DATA SECTION »
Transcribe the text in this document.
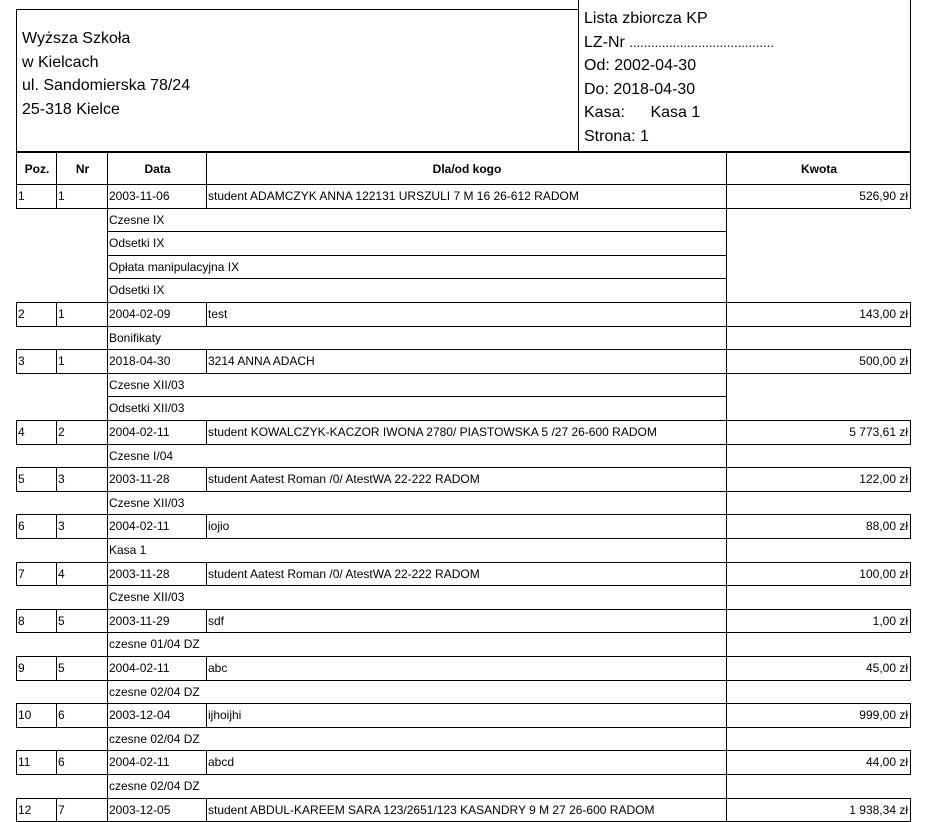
Wyższa Szkoła
w Kielcach
ul. Sandomierska 78/24
25-318 Kielce
Lista zbiorcza KP
LZ-Nr ........................................
Od: 2002-04-30
Do: 2018-04-30
Kasa: Kasa 1
Strona: 1
Poz.	Nr	Data	Dla/od kogo	Kwota
1	1	2003-11-06	student ADAMCZYK ANNA 122131 URSZULI 7 M 16 26-612 RADOM	526,90 zł
Czesne IX
Odsetki IX
Opłata manipulacyjna IX
Odsetki IX
2	1	2004-02-09	test	143,00 zł
Bonifikaty
3	1	2018-04-30	3214 ANNA ADACH	500,00 zł
Czesne XII/03
Odsetki XII/03
4	2	2004-02-11	student KOWALCZYK-KACZOR IWONA 2780/ PIASTOWSKA 5 /27 26-600 RADOM	5 773,61 zł
Czesne I/04
5	3	2003-11-28	student Aatest Roman /0/ AtestWA 22-222 RADOM	122,00 zł
Czesne XII/03
6	3	2004-02-11	iojio	88,00 zł
Kasa 1
7	4	2003-11-28	student Aatest Roman /0/ AtestWA 22-222 RADOM	100,00 zł
Czesne XII/03
8	5	2003-11-29	sdf	1,00 zł
czesne 01/04 DZ
9	5	2004-02-11	abc	45,00 zł
czesne 02/04 DZ
10	6	2003-12-04	ijhoijhi	999,00 zł
czesne 02/04 DZ
11	6	2004-02-11	abcd	44,00 zł
czesne 02/04 DZ
12	7	2003-12-05	student ABDUL-KAREEM SARA 123/2651/123 KASANDRY 9 M 27 26-600 RADOM	1 938,34 zł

THE PROBLEM » Transcribe every line from the records above without alteration, and leave out the images.

EXERCISE ANSWER »
Transcribe the text in this document.
Wyższa Szkoła
w Kielcach
ul. Sandomierska 78/24
25-318 Kielce
Lista zbiorcza KP
LZ-Nr ........................................
Od: 2002-04-30
Do: 2018-04-30
Kasa: Kasa 1
Strona: 1
Poz.	Nr	Data	Dla/od kogo	Kwota
1	1	2003-11-06	student ADAMCZYK ANNA 122131 URSZULI 7 M 16 26-612 RADOM	526,90 zł
Czesne IX
Odsetki IX
Opłata manipulacyjna IX
Odsetki IX
2	1	2004-02-09	test	143,00 zł
Bonifikaty
3	1	2018-04-30	3214 ANNA ADACH	500,00 zł
Czesne XII/03
Odsetki XII/03
4	2	2004-02-11	student KOWALCZYK-KACZOR IWONA 2780/ PIASTOWSKA 5 /27 26-600 RADOM	5 773,61 zł
Czesne I/04
5	3	2003-11-28	student Aatest Roman /0/ AtestWA 22-222 RADOM	122,00 zł
Czesne XII/03
6	3	2004-02-11	iojio	88,00 zł
Kasa 1
7	4	2003-11-28	student Aatest Roman /0/ AtestWA 22-222 RADOM	100,00 zł
Czesne XII/03
8	5	2003-11-29	sdf	1,00 zł
czesne 01/04 DZ
9	5	2004-02-11	abc	45,00 zł
czesne 02/04 DZ
10	6	2003-12-04	ijhoijhi	999,00 zł
czesne 02/04 DZ
11	6	2004-02-11	abcd	44,00 zł
czesne 02/04 DZ
12	7	2003-12-05	student ABDUL-KAREEM SARA 123/2651/123 KASANDRY 9 M 27 26-600 RADOM	1 938,34 zł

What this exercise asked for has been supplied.